Quote exactly the lines running from the line with "Type out the text in this image." to the end of the entries, including both, and nothing else.
● ● ● ●
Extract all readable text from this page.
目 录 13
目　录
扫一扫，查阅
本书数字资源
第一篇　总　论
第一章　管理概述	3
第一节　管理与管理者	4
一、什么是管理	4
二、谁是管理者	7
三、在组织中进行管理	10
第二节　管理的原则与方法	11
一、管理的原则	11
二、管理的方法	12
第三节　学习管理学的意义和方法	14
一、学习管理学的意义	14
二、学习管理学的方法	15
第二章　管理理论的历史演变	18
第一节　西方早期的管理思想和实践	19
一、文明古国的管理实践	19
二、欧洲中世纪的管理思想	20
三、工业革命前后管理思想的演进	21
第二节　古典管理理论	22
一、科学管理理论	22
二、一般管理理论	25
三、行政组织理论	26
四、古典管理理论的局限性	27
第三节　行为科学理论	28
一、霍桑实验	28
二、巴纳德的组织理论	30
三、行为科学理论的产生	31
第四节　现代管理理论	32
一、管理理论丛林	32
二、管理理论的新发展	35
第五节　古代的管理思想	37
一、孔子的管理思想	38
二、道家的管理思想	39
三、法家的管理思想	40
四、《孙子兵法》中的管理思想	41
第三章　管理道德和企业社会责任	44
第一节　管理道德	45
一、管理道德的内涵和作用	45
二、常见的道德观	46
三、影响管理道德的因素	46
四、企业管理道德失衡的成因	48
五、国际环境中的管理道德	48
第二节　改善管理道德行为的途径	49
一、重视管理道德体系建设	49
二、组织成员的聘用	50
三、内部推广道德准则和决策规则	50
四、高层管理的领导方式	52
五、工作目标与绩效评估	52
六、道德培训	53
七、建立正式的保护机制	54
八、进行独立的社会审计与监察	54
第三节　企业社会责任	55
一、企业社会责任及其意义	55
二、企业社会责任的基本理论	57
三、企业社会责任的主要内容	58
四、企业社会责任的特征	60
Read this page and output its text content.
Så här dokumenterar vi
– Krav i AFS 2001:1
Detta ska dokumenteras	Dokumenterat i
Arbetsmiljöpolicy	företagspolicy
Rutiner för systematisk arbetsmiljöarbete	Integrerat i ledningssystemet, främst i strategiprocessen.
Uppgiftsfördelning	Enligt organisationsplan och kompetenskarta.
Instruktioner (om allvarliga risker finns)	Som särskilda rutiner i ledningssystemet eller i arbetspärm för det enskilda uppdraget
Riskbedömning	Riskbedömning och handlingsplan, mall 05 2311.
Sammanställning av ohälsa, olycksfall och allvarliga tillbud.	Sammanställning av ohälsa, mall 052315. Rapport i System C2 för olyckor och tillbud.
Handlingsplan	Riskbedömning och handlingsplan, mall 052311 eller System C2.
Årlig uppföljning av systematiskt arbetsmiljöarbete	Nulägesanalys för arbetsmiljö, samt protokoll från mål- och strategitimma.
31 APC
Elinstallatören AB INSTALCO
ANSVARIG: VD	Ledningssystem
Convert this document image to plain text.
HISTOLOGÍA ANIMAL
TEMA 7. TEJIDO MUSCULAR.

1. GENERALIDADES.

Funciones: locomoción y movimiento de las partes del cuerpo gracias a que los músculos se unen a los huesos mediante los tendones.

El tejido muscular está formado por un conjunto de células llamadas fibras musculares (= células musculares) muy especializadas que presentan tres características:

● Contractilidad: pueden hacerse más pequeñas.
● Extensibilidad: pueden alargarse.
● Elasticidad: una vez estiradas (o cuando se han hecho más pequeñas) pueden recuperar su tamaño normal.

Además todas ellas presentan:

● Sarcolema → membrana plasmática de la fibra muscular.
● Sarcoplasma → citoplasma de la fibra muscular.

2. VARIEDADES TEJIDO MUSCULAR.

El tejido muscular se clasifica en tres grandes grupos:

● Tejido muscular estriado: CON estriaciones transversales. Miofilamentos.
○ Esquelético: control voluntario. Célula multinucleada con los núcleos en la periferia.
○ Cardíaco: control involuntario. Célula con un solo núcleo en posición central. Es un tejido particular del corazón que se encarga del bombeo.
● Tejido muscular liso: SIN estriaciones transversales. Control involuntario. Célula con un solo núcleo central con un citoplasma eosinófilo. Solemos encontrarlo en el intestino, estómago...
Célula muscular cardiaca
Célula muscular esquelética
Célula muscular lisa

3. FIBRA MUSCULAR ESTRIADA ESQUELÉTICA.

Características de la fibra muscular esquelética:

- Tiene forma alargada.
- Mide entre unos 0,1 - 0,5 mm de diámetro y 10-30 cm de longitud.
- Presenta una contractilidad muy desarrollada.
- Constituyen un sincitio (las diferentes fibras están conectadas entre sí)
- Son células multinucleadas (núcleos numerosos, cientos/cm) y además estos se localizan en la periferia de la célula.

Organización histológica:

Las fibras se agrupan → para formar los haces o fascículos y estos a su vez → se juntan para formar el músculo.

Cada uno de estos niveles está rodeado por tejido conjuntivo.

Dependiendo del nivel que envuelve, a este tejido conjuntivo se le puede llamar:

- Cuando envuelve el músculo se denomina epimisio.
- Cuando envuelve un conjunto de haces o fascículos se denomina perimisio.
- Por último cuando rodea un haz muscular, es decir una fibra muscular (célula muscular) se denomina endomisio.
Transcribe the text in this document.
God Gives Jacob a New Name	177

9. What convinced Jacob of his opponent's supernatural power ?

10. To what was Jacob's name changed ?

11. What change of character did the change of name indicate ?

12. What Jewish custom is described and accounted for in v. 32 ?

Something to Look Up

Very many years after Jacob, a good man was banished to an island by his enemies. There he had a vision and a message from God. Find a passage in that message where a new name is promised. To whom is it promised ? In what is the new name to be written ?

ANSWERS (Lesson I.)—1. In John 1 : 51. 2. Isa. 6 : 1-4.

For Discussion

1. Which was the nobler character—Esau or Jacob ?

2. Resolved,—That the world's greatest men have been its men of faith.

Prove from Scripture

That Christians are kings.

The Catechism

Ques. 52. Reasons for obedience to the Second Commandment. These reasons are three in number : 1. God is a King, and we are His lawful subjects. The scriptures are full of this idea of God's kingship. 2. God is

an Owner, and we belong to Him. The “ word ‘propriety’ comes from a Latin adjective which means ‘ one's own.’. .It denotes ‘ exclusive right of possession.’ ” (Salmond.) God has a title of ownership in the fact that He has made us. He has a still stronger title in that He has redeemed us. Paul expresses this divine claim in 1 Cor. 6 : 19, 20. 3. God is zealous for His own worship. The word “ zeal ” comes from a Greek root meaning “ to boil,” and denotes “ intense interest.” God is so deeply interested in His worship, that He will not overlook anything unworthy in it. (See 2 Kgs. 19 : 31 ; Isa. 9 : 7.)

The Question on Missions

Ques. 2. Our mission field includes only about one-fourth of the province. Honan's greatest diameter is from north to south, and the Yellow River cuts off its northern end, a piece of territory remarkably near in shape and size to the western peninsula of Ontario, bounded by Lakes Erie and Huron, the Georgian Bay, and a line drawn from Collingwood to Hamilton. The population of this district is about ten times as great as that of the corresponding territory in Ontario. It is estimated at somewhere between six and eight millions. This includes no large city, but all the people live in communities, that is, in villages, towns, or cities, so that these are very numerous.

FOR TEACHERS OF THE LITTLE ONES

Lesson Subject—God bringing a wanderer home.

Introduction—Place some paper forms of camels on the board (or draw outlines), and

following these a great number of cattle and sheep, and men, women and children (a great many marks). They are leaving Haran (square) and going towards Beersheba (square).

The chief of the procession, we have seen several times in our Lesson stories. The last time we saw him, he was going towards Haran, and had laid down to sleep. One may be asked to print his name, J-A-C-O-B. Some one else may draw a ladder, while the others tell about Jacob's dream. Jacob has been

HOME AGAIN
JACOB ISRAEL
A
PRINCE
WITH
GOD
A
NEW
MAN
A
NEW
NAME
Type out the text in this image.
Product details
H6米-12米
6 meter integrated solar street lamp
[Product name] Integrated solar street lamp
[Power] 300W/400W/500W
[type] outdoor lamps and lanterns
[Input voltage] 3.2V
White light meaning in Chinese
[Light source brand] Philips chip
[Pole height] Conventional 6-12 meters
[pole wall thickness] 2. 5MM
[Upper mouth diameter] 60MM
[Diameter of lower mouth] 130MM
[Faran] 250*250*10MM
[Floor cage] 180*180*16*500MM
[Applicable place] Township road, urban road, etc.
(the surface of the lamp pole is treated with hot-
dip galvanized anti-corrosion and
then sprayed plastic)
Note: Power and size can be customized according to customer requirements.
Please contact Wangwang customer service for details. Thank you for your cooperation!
● ● ● ●
### [RESULT BELOW]
Type out the text in this image.
Product details
H6米-12米
6 meter integrated solar street lamp
[Product name] Integrated solar street lamp
[Power] 300W/400W/500W
[type] outdoor lamps and lanterns
[Input voltage] 3.2V
White light meaning in Chinese
[Light source brand] Philips chip
[Pole height] Conventional 6-12 meters
[pole wall thickness] 2. 5MM
[Upper mouth diameter] 60MM
[Diameter of lower mouth] 130MM
[Faran] 250*250*10MM
[Floor cage] 180*180*16*500MM
[Applicable place] Township road, urban road, etc.
(the surface of the lamp pole is treated with hot-
dip galvanized anti-corrosion and
then sprayed plastic)
Note: Power and size can be customized according to customer requirements.
Please contact Wangwang customer service for details. Thank you for your cooperation!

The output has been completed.